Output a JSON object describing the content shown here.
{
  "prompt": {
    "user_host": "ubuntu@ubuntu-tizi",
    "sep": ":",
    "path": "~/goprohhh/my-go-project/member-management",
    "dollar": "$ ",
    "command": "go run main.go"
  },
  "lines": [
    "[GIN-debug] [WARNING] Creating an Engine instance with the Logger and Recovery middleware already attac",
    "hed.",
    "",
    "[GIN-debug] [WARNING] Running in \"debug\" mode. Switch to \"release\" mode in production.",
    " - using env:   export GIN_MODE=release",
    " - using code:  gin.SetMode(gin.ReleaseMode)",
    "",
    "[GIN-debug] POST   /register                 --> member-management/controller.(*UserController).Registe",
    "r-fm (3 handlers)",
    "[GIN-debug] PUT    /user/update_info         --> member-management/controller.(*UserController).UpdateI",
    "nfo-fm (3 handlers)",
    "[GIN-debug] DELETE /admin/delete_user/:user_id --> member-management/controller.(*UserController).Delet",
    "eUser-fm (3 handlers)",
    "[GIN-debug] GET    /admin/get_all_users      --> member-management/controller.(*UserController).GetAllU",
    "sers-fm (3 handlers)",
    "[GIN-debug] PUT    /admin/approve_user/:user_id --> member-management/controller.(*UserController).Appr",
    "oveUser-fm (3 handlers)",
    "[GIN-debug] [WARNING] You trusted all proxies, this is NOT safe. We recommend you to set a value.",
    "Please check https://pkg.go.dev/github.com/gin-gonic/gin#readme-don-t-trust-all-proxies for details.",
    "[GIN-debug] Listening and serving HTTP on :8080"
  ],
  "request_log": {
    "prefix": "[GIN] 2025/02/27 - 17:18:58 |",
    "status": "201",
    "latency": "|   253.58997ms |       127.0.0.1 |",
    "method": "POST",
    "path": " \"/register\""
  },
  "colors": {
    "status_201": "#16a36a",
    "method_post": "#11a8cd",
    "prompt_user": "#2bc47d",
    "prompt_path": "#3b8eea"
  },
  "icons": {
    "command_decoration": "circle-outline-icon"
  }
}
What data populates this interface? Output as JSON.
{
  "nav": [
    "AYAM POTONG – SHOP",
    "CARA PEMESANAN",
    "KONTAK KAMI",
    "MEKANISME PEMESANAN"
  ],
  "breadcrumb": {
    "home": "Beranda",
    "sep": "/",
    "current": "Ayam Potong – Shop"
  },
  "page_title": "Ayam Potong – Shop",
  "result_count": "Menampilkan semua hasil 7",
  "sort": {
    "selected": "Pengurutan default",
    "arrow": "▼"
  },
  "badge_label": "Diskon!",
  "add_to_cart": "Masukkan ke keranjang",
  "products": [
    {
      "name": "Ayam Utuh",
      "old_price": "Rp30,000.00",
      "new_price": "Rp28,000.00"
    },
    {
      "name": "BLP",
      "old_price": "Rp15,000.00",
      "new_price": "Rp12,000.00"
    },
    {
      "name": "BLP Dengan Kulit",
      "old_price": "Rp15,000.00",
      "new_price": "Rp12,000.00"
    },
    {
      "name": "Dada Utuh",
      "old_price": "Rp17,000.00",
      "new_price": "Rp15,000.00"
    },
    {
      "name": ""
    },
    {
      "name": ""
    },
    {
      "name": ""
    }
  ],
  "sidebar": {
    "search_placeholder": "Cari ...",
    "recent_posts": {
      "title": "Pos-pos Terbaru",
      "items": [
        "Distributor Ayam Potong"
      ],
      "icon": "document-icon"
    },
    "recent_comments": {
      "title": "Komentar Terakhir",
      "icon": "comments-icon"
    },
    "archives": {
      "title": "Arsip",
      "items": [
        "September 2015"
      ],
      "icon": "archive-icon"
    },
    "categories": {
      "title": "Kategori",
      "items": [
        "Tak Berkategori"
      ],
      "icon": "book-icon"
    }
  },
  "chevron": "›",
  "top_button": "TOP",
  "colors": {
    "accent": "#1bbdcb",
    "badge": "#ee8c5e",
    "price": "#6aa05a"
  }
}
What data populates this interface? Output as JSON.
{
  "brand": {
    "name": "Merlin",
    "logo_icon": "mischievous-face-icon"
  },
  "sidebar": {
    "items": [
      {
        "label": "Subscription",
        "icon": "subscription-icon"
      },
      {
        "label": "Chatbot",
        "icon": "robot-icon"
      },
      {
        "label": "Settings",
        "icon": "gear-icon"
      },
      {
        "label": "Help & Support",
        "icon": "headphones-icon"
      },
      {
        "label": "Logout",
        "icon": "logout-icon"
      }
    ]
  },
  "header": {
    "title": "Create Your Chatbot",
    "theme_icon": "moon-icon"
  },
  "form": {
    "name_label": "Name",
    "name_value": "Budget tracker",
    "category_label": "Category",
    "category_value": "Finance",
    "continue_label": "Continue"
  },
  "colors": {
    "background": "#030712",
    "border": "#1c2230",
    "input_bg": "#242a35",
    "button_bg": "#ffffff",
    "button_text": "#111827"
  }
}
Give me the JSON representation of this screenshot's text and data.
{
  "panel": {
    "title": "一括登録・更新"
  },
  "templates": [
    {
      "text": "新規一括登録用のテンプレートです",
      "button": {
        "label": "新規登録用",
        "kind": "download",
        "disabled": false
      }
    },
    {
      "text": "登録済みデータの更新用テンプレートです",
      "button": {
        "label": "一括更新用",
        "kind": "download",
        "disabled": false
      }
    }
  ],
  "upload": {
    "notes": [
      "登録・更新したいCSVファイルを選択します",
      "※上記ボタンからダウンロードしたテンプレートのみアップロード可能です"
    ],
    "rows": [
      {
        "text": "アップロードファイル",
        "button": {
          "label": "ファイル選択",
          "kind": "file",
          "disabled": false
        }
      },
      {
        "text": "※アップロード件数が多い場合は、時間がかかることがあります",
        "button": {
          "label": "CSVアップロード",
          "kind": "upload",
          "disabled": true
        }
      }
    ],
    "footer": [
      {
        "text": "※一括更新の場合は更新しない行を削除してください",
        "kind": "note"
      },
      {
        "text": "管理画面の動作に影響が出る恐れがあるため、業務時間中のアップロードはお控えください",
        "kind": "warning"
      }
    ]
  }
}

_WORK TO COMPLETE_. How many lines in the records above contain the word "disabled"? Reply with the number and nothing more.

_OUTPUT FOR THIS EXERCISE_. 4